Given request: Pick out each line with the word "must" from the material that follows.

☆ ☆ ☆ ☆ ☆

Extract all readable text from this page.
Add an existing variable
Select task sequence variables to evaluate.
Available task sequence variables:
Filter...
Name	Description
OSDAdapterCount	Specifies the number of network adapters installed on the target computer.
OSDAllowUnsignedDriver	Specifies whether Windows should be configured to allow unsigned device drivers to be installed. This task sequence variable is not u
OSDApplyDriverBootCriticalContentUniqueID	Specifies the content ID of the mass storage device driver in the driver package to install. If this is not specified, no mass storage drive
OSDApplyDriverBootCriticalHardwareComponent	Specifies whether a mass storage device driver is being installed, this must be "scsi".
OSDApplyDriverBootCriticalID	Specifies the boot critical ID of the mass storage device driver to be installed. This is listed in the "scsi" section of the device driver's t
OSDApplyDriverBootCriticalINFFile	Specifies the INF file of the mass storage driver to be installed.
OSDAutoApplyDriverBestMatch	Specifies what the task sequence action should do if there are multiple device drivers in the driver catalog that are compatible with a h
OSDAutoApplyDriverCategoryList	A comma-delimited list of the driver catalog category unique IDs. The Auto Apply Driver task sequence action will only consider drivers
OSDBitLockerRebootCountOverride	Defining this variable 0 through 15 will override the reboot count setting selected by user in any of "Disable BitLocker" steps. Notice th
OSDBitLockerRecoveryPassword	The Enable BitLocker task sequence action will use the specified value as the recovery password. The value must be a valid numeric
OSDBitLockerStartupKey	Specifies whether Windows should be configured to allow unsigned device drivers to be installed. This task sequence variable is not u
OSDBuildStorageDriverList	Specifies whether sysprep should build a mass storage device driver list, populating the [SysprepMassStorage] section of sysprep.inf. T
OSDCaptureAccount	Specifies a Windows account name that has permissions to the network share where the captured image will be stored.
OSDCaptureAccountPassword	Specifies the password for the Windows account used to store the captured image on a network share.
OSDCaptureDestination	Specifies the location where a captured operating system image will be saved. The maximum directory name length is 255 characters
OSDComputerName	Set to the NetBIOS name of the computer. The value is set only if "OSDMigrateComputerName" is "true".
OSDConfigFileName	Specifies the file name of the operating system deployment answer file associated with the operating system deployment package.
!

☆ ☆ ☆ ☆ ☆

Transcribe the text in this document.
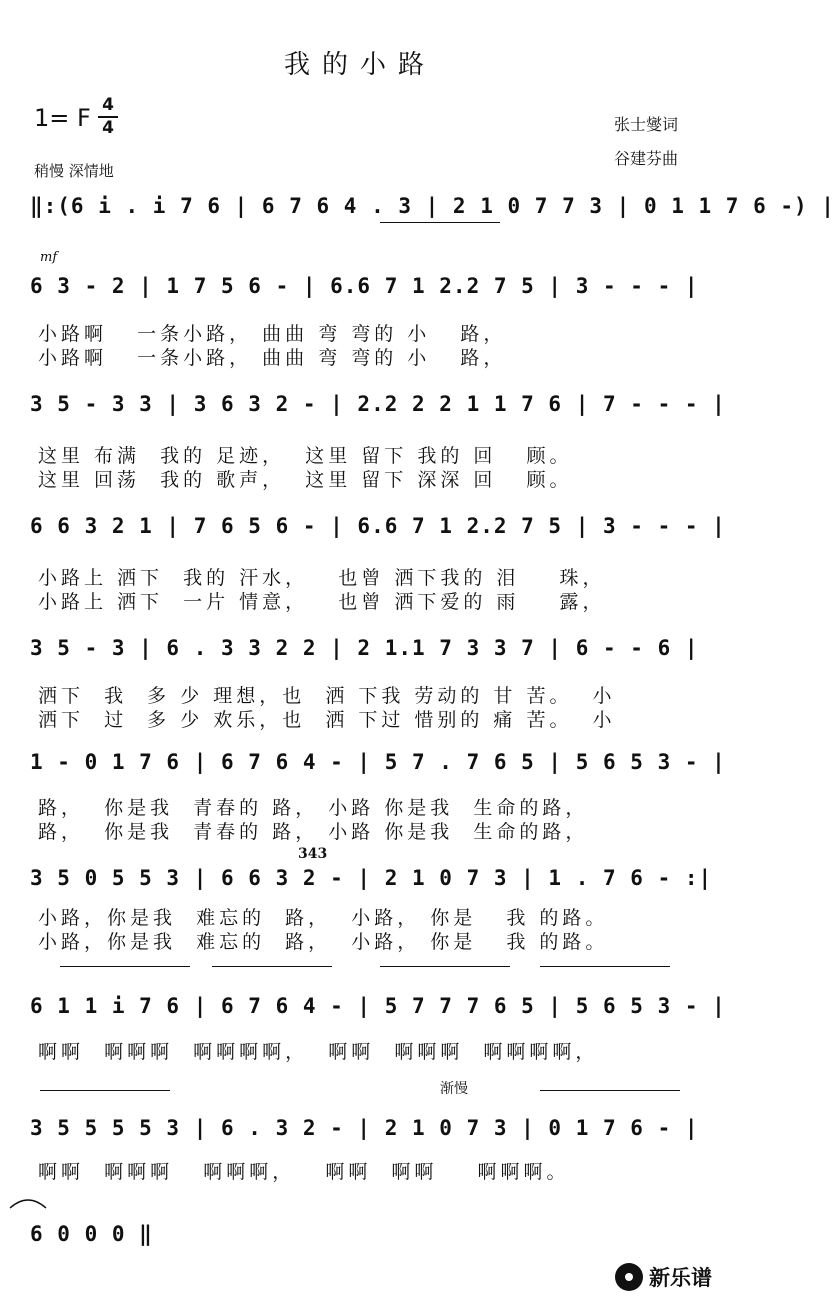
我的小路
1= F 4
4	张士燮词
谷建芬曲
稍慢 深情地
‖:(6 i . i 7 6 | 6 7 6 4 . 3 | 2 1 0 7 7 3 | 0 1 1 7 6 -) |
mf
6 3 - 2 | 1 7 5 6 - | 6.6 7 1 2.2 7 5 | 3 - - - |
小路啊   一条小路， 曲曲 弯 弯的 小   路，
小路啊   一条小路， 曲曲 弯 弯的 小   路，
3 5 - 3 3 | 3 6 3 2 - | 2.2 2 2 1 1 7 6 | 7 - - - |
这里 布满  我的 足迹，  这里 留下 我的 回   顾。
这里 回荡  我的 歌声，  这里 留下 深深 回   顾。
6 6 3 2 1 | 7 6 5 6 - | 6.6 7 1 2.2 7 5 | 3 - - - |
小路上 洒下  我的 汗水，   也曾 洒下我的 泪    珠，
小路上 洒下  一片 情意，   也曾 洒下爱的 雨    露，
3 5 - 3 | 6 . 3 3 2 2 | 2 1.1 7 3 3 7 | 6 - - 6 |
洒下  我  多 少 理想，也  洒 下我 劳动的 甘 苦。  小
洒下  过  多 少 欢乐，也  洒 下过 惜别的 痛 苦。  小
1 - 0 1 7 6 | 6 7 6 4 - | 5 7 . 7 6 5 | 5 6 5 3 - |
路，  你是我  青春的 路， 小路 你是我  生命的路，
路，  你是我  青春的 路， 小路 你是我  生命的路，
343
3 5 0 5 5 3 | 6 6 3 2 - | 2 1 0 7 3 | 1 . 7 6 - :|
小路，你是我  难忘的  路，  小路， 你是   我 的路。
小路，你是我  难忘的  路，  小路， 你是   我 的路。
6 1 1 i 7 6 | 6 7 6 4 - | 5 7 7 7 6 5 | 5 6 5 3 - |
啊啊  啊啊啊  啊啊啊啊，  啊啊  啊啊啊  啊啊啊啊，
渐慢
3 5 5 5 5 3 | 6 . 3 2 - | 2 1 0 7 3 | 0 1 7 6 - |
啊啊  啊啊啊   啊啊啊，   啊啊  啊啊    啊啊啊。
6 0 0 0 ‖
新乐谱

☆ ☆ ☆ ☆ ☆

The answer:
OSDApplyDriverBootCriticalHardwareComponent	Specifies whether a mass storage device driver is being installed, this must be "scsi".
OSDBitLockerRecoveryPassword	The Enable BitLocker task sequence action will use the specified value as the recovery password. The value must be a valid numeric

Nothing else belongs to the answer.